● **WHAT TO WORK ON**: Check each line of the records below for the word "improperly" and copy those where it appears.

● **INPUT FOR THIS TASK**:
▽

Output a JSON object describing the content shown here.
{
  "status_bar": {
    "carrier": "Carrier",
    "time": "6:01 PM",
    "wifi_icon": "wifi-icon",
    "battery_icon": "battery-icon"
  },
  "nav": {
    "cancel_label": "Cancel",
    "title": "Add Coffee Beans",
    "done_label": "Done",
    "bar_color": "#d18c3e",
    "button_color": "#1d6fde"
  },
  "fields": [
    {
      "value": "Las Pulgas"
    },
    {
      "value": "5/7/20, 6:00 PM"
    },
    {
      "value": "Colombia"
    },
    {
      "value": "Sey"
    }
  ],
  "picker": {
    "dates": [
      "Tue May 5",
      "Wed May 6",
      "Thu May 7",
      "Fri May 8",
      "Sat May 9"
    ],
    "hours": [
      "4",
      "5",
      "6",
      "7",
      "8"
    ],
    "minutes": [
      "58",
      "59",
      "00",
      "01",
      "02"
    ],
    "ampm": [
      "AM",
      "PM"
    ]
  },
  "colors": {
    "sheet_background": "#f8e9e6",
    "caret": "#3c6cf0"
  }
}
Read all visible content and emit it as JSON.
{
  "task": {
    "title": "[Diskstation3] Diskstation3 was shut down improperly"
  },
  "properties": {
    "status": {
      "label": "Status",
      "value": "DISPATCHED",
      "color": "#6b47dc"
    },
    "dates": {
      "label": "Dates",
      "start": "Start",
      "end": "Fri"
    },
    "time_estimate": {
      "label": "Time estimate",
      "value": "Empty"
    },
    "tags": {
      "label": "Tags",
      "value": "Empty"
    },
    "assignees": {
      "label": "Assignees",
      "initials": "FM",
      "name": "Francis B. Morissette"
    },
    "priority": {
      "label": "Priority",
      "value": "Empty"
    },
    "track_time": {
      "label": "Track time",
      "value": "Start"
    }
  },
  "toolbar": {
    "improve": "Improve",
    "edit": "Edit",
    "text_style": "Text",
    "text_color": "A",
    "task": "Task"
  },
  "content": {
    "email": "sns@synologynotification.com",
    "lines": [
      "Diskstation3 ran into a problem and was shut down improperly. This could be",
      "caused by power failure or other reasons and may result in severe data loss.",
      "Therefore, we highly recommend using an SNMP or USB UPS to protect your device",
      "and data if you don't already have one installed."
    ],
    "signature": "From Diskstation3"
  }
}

△

● **OUTPUT OF THE EXERCISE**:
    "title": "[Diskstation3] Diskstation3 was shut down improperly"
      "Diskstation3 ran into a problem and was shut down improperly. This could be",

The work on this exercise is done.